(Figure record extracts)
++++

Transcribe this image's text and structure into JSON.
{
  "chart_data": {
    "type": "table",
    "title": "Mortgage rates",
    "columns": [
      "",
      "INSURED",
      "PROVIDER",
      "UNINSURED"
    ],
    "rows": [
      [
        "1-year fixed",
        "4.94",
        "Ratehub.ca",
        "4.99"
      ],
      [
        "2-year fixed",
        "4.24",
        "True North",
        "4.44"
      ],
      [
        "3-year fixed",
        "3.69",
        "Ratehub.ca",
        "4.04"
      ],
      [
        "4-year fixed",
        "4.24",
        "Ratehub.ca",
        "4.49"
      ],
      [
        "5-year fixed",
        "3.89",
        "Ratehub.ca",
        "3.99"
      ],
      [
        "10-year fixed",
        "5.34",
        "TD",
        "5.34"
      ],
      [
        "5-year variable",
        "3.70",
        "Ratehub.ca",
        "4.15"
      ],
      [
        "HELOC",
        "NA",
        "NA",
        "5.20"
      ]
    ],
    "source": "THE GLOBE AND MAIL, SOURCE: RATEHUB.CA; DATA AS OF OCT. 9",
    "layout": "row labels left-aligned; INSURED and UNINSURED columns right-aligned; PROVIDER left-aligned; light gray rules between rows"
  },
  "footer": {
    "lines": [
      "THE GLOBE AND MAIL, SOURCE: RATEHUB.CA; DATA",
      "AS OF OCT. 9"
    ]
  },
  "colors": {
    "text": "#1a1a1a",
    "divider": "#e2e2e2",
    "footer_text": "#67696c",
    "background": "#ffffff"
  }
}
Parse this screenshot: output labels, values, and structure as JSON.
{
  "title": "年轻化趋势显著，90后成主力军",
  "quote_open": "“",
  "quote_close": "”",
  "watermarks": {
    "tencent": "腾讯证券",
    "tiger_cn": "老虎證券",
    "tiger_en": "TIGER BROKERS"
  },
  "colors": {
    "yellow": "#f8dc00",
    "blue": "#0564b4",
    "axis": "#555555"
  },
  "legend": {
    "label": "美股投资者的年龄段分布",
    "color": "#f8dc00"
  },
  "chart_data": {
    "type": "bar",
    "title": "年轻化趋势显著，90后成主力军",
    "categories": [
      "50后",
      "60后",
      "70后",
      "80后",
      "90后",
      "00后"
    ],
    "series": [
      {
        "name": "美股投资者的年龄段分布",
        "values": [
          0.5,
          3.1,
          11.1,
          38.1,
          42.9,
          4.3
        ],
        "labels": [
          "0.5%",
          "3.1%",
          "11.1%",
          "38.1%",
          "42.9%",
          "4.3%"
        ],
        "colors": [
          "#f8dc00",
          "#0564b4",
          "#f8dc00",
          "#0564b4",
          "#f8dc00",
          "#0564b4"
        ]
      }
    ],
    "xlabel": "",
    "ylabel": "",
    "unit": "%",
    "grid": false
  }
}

++++

» **To be done**
Give only the number of lines in the records that include the word "rows".

» **Exercise response**
2